# Stated task:
Reproduce every entry exactly as shown.

# Data supplied:
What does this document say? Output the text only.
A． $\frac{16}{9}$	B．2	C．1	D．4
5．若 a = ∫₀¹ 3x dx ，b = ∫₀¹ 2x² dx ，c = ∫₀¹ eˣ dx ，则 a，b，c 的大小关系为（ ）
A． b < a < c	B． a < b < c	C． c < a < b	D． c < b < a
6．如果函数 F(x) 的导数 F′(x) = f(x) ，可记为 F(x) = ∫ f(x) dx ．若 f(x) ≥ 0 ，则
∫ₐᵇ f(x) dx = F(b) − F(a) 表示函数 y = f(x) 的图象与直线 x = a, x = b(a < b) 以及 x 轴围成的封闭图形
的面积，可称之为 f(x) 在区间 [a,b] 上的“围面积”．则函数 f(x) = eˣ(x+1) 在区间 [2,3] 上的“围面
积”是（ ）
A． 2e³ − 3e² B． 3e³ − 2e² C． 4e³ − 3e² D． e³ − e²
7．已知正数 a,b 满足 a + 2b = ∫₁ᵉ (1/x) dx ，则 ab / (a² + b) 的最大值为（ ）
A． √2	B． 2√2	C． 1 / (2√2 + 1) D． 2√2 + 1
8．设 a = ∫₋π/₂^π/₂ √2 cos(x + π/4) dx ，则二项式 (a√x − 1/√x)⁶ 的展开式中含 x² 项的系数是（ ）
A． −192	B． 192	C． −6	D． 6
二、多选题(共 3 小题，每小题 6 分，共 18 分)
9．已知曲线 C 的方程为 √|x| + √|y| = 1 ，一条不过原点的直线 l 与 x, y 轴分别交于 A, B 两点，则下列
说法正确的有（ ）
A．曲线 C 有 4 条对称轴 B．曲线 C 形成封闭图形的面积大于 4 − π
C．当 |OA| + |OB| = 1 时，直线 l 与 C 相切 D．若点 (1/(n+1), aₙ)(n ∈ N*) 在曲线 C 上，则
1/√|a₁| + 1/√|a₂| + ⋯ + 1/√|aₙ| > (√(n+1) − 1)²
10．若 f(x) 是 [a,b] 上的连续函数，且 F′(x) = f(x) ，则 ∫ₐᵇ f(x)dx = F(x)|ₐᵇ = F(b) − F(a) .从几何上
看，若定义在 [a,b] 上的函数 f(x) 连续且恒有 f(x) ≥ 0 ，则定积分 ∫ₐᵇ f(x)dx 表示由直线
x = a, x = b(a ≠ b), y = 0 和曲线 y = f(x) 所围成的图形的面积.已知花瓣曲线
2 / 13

# Full output:
What does this document say? Output the text only.
A． $\frac{16}{9}$	B．2	C．1	D．4
5．若 a = ∫₀¹ 3x dx ，b = ∫₀¹ 2x² dx ，c = ∫₀¹ eˣ dx ，则 a，b，c 的大小关系为（ ）
A． b < a < c	B． a < b < c	C． c < a < b	D． c < b < a
6．如果函数 F(x) 的导数 F′(x) = f(x) ，可记为 F(x) = ∫ f(x) dx ．若 f(x) ≥ 0 ，则
∫ₐᵇ f(x) dx = F(b) − F(a) 表示函数 y = f(x) 的图象与直线 x = a, x = b(a < b) 以及 x 轴围成的封闭图形
的面积，可称之为 f(x) 在区间 [a,b] 上的“围面积”．则函数 f(x) = eˣ(x+1) 在区间 [2,3] 上的“围面
积”是（ ）
A． 2e³ − 3e² B． 3e³ − 2e² C． 4e³ − 3e² D． e³ − e²
7．已知正数 a,b 满足 a + 2b = ∫₁ᵉ (1/x) dx ，则 ab / (a² + b) 的最大值为（ ）
A． √2	B． 2√2	C． 1 / (2√2 + 1) D． 2√2 + 1
8．设 a = ∫₋π/₂^π/₂ √2 cos(x + π/4) dx ，则二项式 (a√x − 1/√x)⁶ 的展开式中含 x² 项的系数是（ ）
A． −192	B． 192	C． −6	D． 6
二、多选题(共 3 小题，每小题 6 分，共 18 分)
9．已知曲线 C 的方程为 √|x| + √|y| = 1 ，一条不过原点的直线 l 与 x, y 轴分别交于 A, B 两点，则下列
说法正确的有（ ）
A．曲线 C 有 4 条对称轴 B．曲线 C 形成封闭图形的面积大于 4 − π
C．当 |OA| + |OB| = 1 时，直线 l 与 C 相切 D．若点 (1/(n+1), aₙ)(n ∈ N*) 在曲线 C 上，则
1/√|a₁| + 1/√|a₂| + ⋯ + 1/√|aₙ| > (√(n+1) − 1)²
10．若 f(x) 是 [a,b] 上的连续函数，且 F′(x) = f(x) ，则 ∫ₐᵇ f(x)dx = F(x)|ₐᵇ = F(b) − F(a) .从几何上
看，若定义在 [a,b] 上的函数 f(x) 连续且恒有 f(x) ≥ 0 ，则定积分 ∫ₐᵇ f(x)dx 表示由直线
x = a, x = b(a ≠ b), y = 0 和曲线 y = f(x) 所围成的图形的面积.已知花瓣曲线
2 / 13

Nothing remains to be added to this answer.